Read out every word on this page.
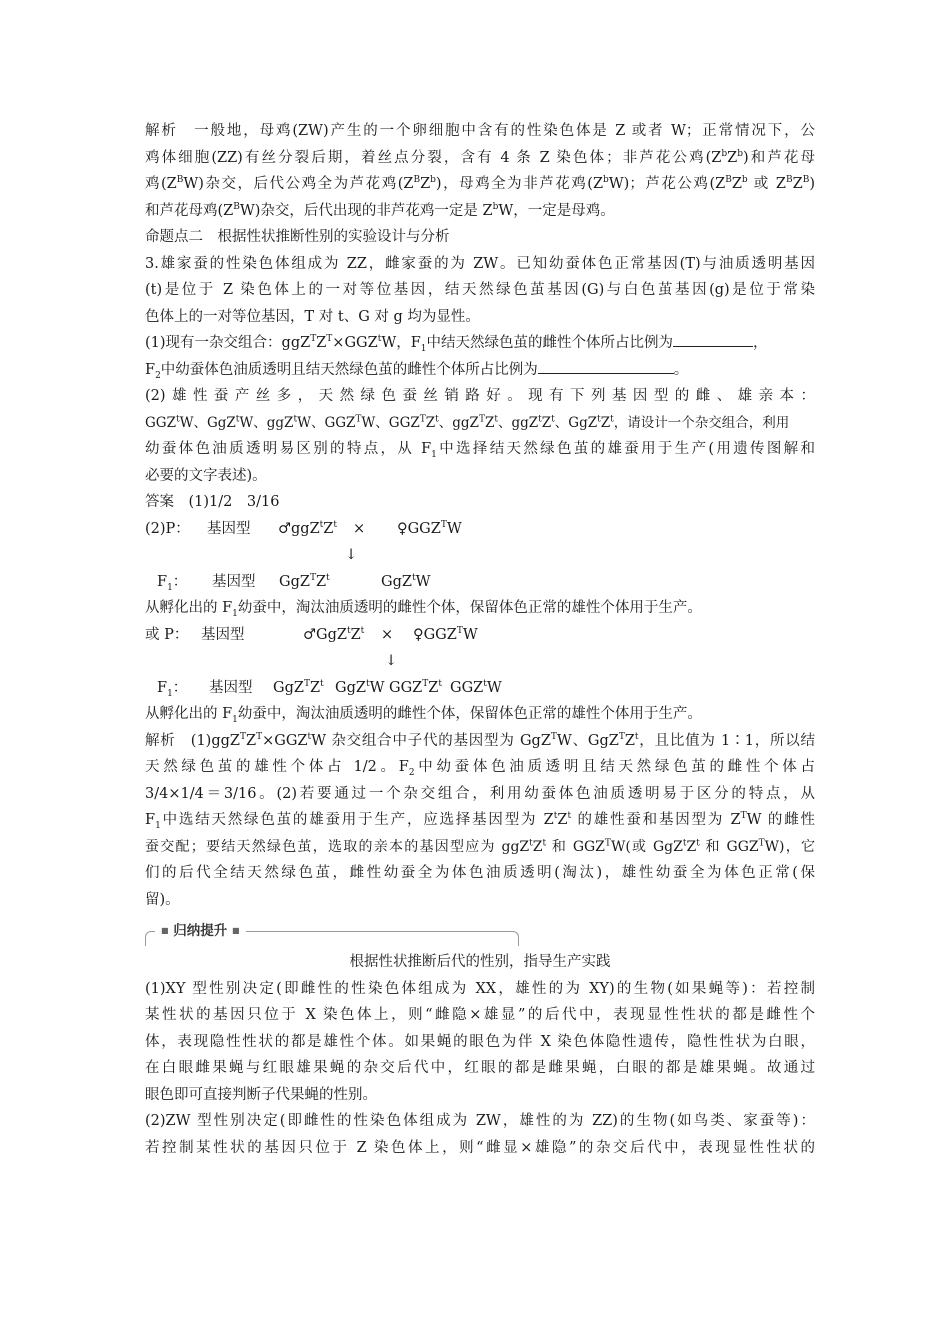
解析　一般地，母鸡(ZW)产生的一个卵细胞中含有的性染色体是 Z 或者 W；正常情况下，公
鸡体细胞(ZZ)有丝分裂后期，着丝点分裂，含有 4 条 Z 染色体；非芦花公鸡$(Z^bZ^b)$和芦花母
鸡$(Z^BW)$杂交，后代公鸡全为芦花鸡$(Z^BZ^b)$，母鸡全为非芦花鸡$(Z^bW)$；芦花公鸡($Z^BZ^b$ 或 $Z^BZ^B$)
和芦花母鸡$(Z^BW)$杂交，后代出现的非芦花鸡一定是 $Z^bW$，一定是母鸡。
命题点二　根据性状推断性别的实验设计与分析
3.雄家蚕的性染色体组成为 ZZ，雌家蚕的为 ZW。已知幼蚕体色正常基因(T)与油质透明基因
(t)是位于 Z 染色体上的一对等位基因，结天然绿色茧基因(G)与白色茧基因(g)是位于常染
色体上的一对等位基因，T 对 t、G 对 g 均为显性。
(1)现有一杂交组合：$ggZ^TZ^T\times GGZ^tW$，$F_1$中结天然绿色茧的雌性个体所占比例为	，
$F_2$中幼蚕体色油质透明且结天然绿色茧的雌性个体所占比例为	。
(2)雄性蚕产丝多，天然绿色蚕丝销路好。现有下列基因型的雌、雄亲本：
GGZ$^t$W、GgZ$^t$W、ggZ$^t$W、$GGZ^TW$、$GGZ^TZ^t$、$ggZ^TZ^t$、$ggZ^tZ^t$、$GgZ^tZ^t$，请设计一个杂交组合，利用
幼蚕体色油质透明易区别的特点，从 $F_1$中选择结天然绿色茧的雄蚕用于生产(用遗传图解和
必要的文字表述)。
答案　(1)1/2　3/16
(2)P： 基因型 $♂ggZ^tZ^t$ × $♀GGZ^TW$
↓
$F_1$： 基因型 $GgZ^TZ^t$	GgZ$^t$W
从孵化出的 $F_1$幼蚕中，淘汰油质透明的雌性个体，保留体色正常的雄性个体用于生产。
或 P： 基因型	$♂GgZ^tZ^t$ × $♀GGZ^TW$
↓
$F_1$： 基因型 $GgZ^TZ^t$ GgZ$^t$W $GGZ^TZ^t$ GGZ$^t$W
从孵化出的 $F_1$幼蚕中，淘汰油质透明的雌性个体，保留体色正常的雄性个体用于生产。
解析　$(1)ggZ^TZ^T\times GGZ^tW$ 杂交组合中子代的基因型为 GgZ$^T$W、$GgZ^TZ^t$，且比值为 1∶1，所以结
天然绿色茧的雄性个体占 1/2。$F_2$中幼蚕体色油质透明且结天然绿色茧的雌性个体占
3/4×1/4＝3/16。(2)若要通过一个杂交组合，利用幼蚕体色油质透明易于区分的特点，从
$F_1$中选结天然绿色茧的雄蚕用于生产，应选择基因型为 $Z^tZ^t$ 的雄性蚕和基因型为 $Z^TW$ 的雌性
蚕交配；要结天然绿色茧，选取的亲本的基因型应为 $ggZ^tZ^t$ 和 $GGZ^TW$(或 $GgZ^tZ^t$ 和 $GGZ^TW$)，它
们的后代全结天然绿色茧，雌性幼蚕全为体色油质透明(淘汰)，雄性幼蚕全为体色正常(保
留)。
■ 归纳提升 ■
根据性状推断后代的性别，指导生产实践
(1)XY 型性别决定(即雌性的性染色体组成为 XX，雄性的为 XY)的生物(如果蝇等)：若控制
某性状的基因只位于 X 染色体上，则“雌隐×雄显”的后代中，表现显性性状的都是雌性个
体，表现隐性性状的都是雄性个体。如果蝇的眼色为伴 X 染色体隐性遗传，隐性性状为白眼，
在白眼雌果蝇与红眼雄果蝇的杂交后代中，红眼的都是雌果蝇，白眼的都是雄果蝇。故通过
眼色即可直接判断子代果蝇的性别。
(2)ZW 型性别决定(即雌性的性染色体组成为 ZW，雄性的为 ZZ)的生物(如鸟类、家蚕等)：
若控制某性状的基因只位于 Z 染色体上，则“雌显×雄隐”的杂交后代中，表现显性性状的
☆ ☆ ☆
Give only the number of lines in the listing above that include the string "型性别决定".

2